# Objective:
Check each line of the records for "this"; collect those that have it.

# Material supplied:
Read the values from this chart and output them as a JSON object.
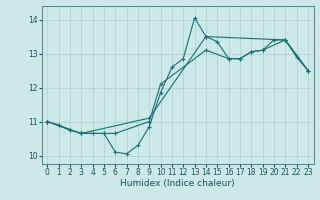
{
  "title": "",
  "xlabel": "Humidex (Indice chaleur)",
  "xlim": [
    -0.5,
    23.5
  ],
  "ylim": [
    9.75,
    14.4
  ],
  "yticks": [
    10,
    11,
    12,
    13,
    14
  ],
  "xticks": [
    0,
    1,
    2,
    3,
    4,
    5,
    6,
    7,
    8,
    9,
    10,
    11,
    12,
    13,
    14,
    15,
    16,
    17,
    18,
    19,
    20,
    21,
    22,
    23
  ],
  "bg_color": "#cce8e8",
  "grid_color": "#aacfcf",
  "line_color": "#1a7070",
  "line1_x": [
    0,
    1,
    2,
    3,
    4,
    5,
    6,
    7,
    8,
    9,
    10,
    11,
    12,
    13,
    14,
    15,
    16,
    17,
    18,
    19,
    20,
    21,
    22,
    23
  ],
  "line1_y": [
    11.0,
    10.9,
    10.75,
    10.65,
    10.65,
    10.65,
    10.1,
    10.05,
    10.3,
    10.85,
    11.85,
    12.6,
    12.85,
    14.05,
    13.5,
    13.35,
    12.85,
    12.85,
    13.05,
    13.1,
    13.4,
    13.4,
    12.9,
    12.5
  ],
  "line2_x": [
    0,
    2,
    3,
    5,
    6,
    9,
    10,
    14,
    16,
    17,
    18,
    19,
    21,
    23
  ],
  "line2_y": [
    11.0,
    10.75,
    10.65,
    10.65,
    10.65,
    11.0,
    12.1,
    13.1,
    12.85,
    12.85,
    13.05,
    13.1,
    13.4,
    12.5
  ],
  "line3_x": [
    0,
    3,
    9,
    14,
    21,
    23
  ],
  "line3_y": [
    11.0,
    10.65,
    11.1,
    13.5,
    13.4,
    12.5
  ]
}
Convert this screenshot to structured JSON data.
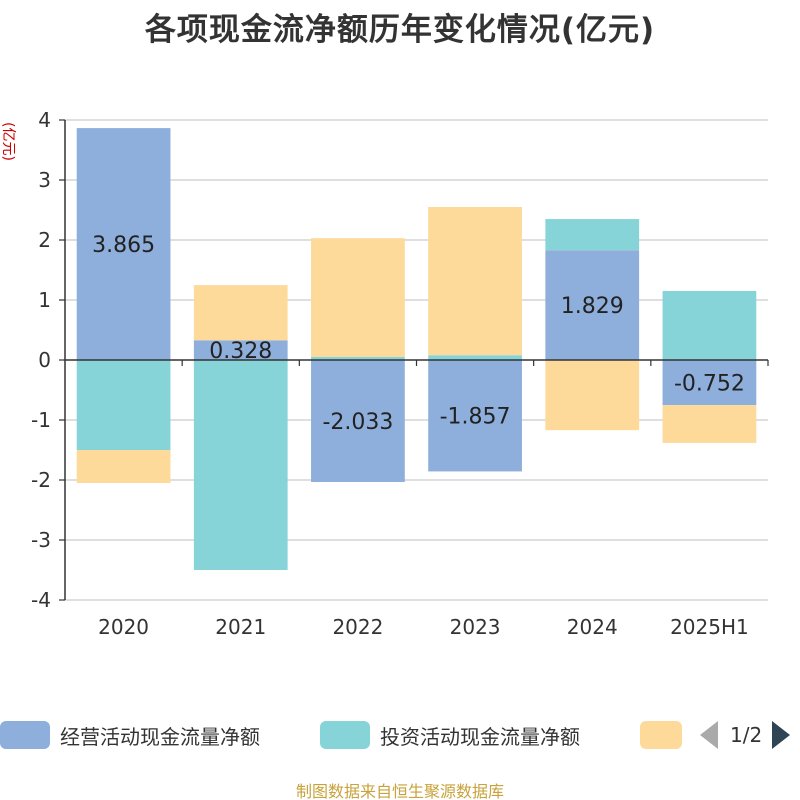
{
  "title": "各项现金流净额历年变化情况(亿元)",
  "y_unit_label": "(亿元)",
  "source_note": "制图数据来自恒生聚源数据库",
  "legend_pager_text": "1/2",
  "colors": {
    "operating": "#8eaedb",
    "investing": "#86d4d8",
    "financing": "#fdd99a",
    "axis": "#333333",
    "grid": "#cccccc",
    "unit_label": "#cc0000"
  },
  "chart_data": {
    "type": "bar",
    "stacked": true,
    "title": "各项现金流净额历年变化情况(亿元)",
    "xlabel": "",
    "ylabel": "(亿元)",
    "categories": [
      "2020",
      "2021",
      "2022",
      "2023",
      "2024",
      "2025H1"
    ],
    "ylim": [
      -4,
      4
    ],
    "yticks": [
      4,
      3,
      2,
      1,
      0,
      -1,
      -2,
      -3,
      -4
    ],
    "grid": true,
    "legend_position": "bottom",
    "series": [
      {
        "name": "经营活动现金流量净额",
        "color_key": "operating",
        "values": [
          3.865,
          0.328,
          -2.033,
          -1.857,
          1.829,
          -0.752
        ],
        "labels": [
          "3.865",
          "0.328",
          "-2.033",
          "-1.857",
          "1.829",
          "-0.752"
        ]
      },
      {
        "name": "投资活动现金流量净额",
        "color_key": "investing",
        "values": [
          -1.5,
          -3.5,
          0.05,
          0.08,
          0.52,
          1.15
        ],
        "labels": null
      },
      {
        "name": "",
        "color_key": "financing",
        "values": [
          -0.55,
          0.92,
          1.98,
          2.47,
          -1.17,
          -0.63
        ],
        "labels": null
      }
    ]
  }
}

==

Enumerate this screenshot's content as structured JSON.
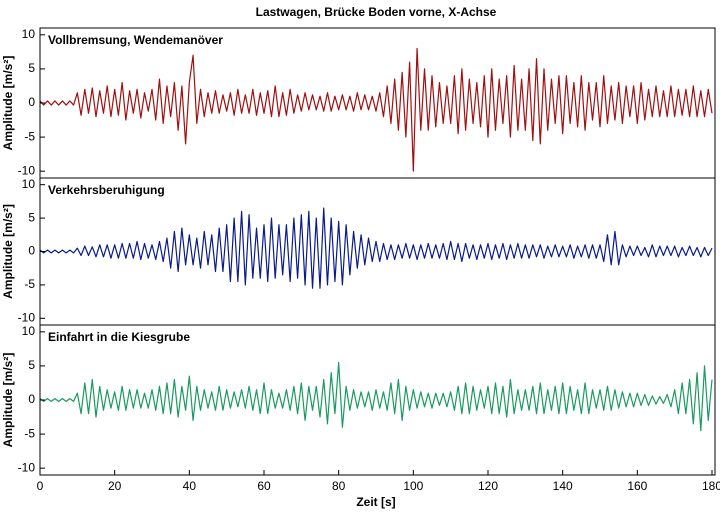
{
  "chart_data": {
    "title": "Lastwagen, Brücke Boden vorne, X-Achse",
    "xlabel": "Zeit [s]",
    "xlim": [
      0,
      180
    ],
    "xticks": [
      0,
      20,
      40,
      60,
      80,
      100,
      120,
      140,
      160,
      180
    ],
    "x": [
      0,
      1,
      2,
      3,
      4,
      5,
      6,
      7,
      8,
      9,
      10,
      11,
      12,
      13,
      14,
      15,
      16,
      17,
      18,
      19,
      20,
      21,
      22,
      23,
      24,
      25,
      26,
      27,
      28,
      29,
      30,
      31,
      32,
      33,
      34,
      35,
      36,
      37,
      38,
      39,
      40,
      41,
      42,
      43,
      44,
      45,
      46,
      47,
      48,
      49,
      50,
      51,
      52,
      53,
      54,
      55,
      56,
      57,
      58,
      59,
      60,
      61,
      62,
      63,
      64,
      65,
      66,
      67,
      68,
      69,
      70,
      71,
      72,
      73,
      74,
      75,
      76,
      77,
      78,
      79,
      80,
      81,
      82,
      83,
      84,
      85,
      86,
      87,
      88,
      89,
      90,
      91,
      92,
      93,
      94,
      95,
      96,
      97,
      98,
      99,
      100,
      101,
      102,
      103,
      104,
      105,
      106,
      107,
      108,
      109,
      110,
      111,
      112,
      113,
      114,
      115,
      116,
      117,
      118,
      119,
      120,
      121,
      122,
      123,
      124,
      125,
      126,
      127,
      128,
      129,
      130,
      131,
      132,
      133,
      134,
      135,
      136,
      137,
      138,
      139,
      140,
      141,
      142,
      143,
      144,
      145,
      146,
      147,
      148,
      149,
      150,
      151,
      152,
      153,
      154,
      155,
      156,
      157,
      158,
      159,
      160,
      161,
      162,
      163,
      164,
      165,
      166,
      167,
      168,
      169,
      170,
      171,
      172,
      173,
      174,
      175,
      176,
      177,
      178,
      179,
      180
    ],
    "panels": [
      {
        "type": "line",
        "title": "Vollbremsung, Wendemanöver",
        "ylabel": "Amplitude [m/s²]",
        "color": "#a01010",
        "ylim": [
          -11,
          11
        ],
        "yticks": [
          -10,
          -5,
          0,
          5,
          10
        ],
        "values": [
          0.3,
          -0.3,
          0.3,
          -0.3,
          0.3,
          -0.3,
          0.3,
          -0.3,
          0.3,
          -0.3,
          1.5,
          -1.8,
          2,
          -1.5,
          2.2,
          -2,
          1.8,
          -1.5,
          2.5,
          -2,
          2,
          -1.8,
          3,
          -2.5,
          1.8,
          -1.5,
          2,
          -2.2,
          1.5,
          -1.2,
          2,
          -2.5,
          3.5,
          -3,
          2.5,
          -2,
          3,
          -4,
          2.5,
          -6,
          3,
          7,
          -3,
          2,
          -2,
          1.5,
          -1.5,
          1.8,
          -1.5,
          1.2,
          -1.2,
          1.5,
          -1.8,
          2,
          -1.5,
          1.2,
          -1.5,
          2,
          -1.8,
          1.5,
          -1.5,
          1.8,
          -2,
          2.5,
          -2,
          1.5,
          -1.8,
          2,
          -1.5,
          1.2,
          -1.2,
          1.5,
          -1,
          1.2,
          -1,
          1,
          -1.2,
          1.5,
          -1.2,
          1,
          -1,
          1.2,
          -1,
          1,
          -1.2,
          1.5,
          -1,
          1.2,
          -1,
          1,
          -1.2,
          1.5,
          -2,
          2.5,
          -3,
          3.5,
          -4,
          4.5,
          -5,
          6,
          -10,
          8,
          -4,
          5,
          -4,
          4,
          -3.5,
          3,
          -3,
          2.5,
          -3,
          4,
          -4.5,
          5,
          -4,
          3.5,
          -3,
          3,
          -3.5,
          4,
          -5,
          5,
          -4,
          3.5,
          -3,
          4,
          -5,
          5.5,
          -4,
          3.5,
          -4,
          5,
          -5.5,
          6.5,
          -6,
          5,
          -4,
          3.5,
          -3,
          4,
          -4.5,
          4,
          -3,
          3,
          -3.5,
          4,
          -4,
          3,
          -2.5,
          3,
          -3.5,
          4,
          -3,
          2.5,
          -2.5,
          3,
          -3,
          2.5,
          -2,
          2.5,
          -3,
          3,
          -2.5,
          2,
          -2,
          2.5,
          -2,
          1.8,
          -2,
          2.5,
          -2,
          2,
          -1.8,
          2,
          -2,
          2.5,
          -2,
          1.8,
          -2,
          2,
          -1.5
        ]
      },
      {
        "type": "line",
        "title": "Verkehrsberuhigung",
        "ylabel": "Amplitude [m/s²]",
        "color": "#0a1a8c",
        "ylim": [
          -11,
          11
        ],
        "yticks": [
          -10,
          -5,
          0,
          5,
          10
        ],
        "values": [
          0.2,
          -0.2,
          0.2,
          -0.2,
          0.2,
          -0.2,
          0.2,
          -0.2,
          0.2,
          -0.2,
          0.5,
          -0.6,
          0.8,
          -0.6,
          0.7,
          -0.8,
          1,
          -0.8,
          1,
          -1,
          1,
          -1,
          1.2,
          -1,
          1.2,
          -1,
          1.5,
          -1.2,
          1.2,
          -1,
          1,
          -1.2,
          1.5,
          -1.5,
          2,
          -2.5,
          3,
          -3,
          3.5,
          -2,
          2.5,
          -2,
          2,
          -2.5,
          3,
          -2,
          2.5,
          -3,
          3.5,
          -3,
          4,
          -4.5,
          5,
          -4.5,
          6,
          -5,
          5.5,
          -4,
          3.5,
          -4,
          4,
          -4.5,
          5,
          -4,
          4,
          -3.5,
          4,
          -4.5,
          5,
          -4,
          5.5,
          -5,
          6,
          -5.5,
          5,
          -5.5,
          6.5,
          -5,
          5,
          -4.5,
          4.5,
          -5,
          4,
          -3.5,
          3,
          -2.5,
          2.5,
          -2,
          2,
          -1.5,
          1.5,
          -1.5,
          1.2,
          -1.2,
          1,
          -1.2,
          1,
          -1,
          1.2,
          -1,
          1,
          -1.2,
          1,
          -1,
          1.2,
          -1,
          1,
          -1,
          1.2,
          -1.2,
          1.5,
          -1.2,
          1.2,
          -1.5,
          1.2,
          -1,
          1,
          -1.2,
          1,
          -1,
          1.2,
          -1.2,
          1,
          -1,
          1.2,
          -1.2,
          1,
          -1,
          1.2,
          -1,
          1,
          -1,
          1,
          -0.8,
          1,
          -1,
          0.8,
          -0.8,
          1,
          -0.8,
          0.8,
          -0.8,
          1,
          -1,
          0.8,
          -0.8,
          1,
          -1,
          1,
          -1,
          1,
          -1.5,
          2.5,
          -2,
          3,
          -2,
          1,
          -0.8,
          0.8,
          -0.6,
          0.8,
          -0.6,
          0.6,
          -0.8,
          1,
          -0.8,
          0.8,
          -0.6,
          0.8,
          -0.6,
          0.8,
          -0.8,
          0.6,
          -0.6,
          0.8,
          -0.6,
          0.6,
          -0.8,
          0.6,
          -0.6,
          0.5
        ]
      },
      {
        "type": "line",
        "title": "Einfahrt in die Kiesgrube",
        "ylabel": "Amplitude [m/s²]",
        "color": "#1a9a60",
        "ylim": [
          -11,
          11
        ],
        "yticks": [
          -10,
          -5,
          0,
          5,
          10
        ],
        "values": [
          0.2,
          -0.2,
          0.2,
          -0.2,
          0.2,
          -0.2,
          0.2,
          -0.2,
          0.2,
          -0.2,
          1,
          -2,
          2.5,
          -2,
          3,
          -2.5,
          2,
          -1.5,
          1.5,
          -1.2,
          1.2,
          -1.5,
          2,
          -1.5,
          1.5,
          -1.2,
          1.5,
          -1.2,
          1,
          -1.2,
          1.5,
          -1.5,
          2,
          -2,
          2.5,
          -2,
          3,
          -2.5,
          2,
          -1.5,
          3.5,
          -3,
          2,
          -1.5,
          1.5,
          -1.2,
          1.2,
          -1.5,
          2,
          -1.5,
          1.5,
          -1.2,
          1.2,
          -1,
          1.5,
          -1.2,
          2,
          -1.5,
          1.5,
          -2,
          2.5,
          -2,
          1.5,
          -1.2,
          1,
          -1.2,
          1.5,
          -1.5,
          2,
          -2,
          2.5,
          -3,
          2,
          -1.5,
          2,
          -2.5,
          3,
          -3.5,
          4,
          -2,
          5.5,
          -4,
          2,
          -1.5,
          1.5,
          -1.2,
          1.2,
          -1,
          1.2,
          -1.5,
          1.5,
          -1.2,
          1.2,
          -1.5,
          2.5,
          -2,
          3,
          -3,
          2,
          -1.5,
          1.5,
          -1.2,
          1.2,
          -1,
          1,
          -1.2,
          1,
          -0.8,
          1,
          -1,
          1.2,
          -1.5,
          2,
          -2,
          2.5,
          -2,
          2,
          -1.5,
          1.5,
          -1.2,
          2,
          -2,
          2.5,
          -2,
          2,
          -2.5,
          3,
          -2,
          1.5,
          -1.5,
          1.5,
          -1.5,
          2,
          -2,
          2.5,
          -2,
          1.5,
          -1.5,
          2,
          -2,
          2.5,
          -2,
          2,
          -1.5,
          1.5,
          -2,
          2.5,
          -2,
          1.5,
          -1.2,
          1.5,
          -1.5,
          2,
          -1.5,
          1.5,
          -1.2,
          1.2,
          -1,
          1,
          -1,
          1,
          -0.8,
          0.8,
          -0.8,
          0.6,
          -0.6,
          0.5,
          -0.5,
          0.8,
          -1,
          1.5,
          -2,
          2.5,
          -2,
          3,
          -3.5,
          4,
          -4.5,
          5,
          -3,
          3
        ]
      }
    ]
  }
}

# Exercise solution:
Read the values from this chart and output them as a JSON object.
Convert this screenshot to structured JSON data.
Enumerate this screenshot's content as structured JSON.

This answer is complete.